§ **GIVEN TASK**
Below are some entries; can you quote all of them exactly?
╭─ INPUT FOR THIS TASK
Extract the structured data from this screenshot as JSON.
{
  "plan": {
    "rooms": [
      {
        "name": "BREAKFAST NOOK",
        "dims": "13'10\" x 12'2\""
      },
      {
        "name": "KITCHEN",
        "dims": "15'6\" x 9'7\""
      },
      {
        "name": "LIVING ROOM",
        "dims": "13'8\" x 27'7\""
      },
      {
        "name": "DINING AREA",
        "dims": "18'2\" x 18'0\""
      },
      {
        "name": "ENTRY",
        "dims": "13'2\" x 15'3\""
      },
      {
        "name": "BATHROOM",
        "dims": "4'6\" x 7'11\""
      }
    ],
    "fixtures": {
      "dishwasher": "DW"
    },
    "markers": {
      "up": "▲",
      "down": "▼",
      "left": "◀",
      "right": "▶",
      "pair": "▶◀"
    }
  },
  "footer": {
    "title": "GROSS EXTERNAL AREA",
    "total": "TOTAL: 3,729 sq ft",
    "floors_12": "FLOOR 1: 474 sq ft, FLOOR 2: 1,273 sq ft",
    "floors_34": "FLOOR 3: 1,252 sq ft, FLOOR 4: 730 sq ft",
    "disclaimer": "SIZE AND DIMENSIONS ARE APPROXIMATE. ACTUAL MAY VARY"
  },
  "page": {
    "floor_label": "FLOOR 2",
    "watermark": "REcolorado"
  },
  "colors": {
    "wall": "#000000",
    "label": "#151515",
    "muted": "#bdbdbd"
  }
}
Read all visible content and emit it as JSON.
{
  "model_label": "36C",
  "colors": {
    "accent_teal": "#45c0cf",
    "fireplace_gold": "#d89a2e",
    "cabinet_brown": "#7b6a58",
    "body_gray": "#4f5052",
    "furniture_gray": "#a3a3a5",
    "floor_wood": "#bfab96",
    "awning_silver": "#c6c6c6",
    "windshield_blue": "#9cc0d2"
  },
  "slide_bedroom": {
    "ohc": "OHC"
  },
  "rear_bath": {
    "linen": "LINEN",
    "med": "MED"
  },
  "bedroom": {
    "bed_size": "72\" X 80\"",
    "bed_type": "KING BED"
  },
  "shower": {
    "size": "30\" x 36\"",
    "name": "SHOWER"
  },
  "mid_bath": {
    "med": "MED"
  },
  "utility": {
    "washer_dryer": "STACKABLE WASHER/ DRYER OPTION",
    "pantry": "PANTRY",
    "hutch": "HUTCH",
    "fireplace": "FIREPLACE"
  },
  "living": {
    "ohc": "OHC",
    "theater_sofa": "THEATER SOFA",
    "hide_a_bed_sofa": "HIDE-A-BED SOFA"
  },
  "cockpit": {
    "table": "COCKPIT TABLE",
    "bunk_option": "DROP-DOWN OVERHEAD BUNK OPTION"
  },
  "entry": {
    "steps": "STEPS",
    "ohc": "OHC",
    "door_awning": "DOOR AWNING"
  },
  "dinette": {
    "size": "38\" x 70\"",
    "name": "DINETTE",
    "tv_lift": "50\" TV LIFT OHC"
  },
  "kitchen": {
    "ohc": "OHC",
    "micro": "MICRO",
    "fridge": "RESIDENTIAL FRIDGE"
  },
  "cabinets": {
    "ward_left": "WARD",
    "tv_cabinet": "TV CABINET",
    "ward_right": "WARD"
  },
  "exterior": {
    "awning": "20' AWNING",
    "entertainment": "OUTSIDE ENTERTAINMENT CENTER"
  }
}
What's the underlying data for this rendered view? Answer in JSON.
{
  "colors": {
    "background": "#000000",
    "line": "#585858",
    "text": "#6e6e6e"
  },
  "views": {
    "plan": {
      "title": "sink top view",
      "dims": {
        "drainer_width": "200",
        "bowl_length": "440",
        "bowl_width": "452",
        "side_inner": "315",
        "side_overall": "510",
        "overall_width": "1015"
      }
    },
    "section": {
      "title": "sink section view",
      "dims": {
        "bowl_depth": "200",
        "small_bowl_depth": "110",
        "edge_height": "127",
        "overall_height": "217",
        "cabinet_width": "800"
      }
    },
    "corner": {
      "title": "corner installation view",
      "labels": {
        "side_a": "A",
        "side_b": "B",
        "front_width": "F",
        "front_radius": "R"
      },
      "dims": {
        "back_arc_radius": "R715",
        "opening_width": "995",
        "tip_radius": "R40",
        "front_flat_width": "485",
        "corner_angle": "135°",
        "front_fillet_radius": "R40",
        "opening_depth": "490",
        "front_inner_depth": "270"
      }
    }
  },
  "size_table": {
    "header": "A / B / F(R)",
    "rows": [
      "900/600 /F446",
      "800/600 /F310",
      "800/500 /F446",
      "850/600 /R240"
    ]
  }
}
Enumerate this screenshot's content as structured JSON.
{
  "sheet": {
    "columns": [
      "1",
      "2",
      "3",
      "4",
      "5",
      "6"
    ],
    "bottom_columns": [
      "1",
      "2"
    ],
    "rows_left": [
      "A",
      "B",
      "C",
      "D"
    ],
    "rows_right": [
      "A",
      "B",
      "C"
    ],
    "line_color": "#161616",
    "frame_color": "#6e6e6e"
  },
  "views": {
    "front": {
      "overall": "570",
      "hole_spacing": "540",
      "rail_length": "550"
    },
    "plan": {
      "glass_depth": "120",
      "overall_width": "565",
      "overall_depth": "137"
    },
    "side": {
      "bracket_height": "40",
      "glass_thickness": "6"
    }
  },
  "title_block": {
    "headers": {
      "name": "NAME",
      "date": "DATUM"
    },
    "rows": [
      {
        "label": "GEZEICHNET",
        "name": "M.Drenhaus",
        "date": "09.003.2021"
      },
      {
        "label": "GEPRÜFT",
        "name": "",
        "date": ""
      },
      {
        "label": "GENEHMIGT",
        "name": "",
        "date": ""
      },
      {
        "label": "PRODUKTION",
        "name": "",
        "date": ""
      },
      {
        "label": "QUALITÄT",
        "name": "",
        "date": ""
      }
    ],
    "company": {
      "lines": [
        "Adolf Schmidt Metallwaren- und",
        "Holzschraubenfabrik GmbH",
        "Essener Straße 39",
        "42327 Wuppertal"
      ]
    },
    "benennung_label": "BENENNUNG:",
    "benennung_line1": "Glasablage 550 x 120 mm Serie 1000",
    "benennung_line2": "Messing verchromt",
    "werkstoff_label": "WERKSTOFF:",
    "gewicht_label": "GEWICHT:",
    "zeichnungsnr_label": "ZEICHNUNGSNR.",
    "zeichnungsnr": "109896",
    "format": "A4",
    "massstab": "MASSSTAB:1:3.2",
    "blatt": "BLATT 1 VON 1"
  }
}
╰─
§ **THE REPLY**
Extract the structured data from this screenshot as JSON.
{
  "plan": {
    "rooms": [
      {
        "name": "BREAKFAST NOOK",
        "dims": "13'10\" x 12'2\""
      },
      {
        "name": "KITCHEN",
        "dims": "15'6\" x 9'7\""
      },
      {
        "name": "LIVING ROOM",
        "dims": "13'8\" x 27'7\""
      },
      {
        "name": "DINING AREA",
        "dims": "18'2\" x 18'0\""
      },
      {
        "name": "ENTRY",
        "dims": "13'2\" x 15'3\""
      },
      {
        "name": "BATHROOM",
        "dims": "4'6\" x 7'11\""
      }
    ],
    "fixtures": {
      "dishwasher": "DW"
    },
    "markers": {
      "up": "▲",
      "down": "▼",
      "left": "◀",
      "right": "▶",
      "pair": "▶◀"
    }
  },
  "footer": {
    "title": "GROSS EXTERNAL AREA",
    "total": "TOTAL: 3,729 sq ft",
    "floors_12": "FLOOR 1: 474 sq ft, FLOOR 2: 1,273 sq ft",
    "floors_34": "FLOOR 3: 1,252 sq ft, FLOOR 4: 730 sq ft",
    "disclaimer": "SIZE AND DIMENSIONS ARE APPROXIMATE. ACTUAL MAY VARY"
  },
  "page": {
    "floor_label": "FLOOR 2",
    "watermark": "REcolorado"
  },
  "colors": {
    "wall": "#000000",
    "label": "#151515",
    "muted": "#bdbdbd"
  }
}
Read all visible content and emit it as JSON.
{
  "model_label": "36C",
  "colors": {
    "accent_teal": "#45c0cf",
    "fireplace_gold": "#d89a2e",
    "cabinet_brown": "#7b6a58",
    "body_gray": "#4f5052",
    "furniture_gray": "#a3a3a5",
    "floor_wood": "#bfab96",
    "awning_silver": "#c6c6c6",
    "windshield_blue": "#9cc0d2"
  },
  "slide_bedroom": {
    "ohc": "OHC"
  },
  "rear_bath": {
    "linen": "LINEN",
    "med": "MED"
  },
  "bedroom": {
    "bed_size": "72\" X 80\"",
    "bed_type": "KING BED"
  },
  "shower": {
    "size": "30\" x 36\"",
    "name": "SHOWER"
  },
  "mid_bath": {
    "med": "MED"
  },
  "utility": {
    "washer_dryer": "STACKABLE WASHER/ DRYER OPTION",
    "pantry": "PANTRY",
    "hutch": "HUTCH",
    "fireplace": "FIREPLACE"
  },
  "living": {
    "ohc": "OHC",
    "theater_sofa": "THEATER SOFA",
    "hide_a_bed_sofa": "HIDE-A-BED SOFA"
  },
  "cockpit": {
    "table": "COCKPIT TABLE",
    "bunk_option": "DROP-DOWN OVERHEAD BUNK OPTION"
  },
  "entry": {
    "steps": "STEPS",
    "ohc": "OHC",
    "door_awning": "DOOR AWNING"
  },
  "dinette": {
    "size": "38\" x 70\"",
    "name": "DINETTE",
    "tv_lift": "50\" TV LIFT OHC"
  },
  "kitchen": {
    "ohc": "OHC",
    "micro": "MICRO",
    "fridge": "RESIDENTIAL FRIDGE"
  },
  "cabinets": {
    "ward_left": "WARD",
    "tv_cabinet": "TV CABINET",
    "ward_right": "WARD"
  },
  "exterior": {
    "awning": "20' AWNING",
    "entertainment": "OUTSIDE ENTERTAINMENT CENTER"
  }
}
What's the underlying data for this rendered view? Answer in JSON.
{
  "colors": {
    "background": "#000000",
    "line": "#585858",
    "text": "#6e6e6e"
  },
  "views": {
    "plan": {
      "title": "sink top view",
      "dims": {
        "drainer_width": "200",
        "bowl_length": "440",
        "bowl_width": "452",
        "side_inner": "315",
        "side_overall": "510",
        "overall_width": "1015"
      }
    },
    "section": {
      "title": "sink section view",
      "dims": {
        "bowl_depth": "200",
        "small_bowl_depth": "110",
        "edge_height": "127",
        "overall_height": "217",
        "cabinet_width": "800"
      }
    },
    "corner": {
      "title": "corner installation view",
      "labels": {
        "side_a": "A",
        "side_b": "B",
        "front_width": "F",
        "front_radius": "R"
      },
      "dims": {
        "back_arc_radius": "R715",
        "opening_width": "995",
        "tip_radius": "R40",
        "front_flat_width": "485",
        "corner_angle": "135°",
        "front_fillet_radius": "R40",
        "opening_depth": "490",
        "front_inner_depth": "270"
      }
    }
  },
  "size_table": {
    "header": "A / B / F(R)",
    "rows": [
      "900/600 /F446",
      "800/600 /F310",
      "800/500 /F446",
      "850/600 /R240"
    ]
  }
}
Enumerate this screenshot's content as structured JSON.
{
  "sheet": {
    "columns": [
      "1",
      "2",
      "3",
      "4",
      "5",
      "6"
    ],
    "bottom_columns": [
      "1",
      "2"
    ],
    "rows_left": [
      "A",
      "B",
      "C",
      "D"
    ],
    "rows_right": [
      "A",
      "B",
      "C"
    ],
    "line_color": "#161616",
    "frame_color": "#6e6e6e"
  },
  "views": {
    "front": {
      "overall": "570",
      "hole_spacing": "540",
      "rail_length": "550"
    },
    "plan": {
      "glass_depth": "120",
      "overall_width": "565",
      "overall_depth": "137"
    },
    "side": {
      "bracket_height": "40",
      "glass_thickness": "6"
    }
  },
  "title_block": {
    "headers": {
      "name": "NAME",
      "date": "DATUM"
    },
    "rows": [
      {
        "label": "GEZEICHNET",
        "name": "M.Drenhaus",
        "date": "09.003.2021"
      },
      {
        "label": "GEPRÜFT",
        "name": "",
        "date": ""
      },
      {
        "label": "GENEHMIGT",
        "name": "",
        "date": ""
      },
      {
        "label": "PRODUKTION",
        "name": "",
        "date": ""
      },
      {
        "label": "QUALITÄT",
        "name": "",
        "date": ""
      }
    ],
    "company": {
      "lines": [
        "Adolf Schmidt Metallwaren- und",
        "Holzschraubenfabrik GmbH",
        "Essener Straße 39",
        "42327 Wuppertal"
      ]
    },
    "benennung_label": "BENENNUNG:",
    "benennung_line1": "Glasablage 550 x 120 mm Serie 1000",
    "benennung_line2": "Messing verchromt",
    "werkstoff_label": "WERKSTOFF:",
    "gewicht_label": "GEWICHT:",
    "zeichnungsnr_label": "ZEICHNUNGSNR.",
    "zeichnungsnr": "109896",
    "format": "A4",
    "massstab": "MASSSTAB:1:3.2",
    "blatt": "BLATT 1 VON 1"
  }
}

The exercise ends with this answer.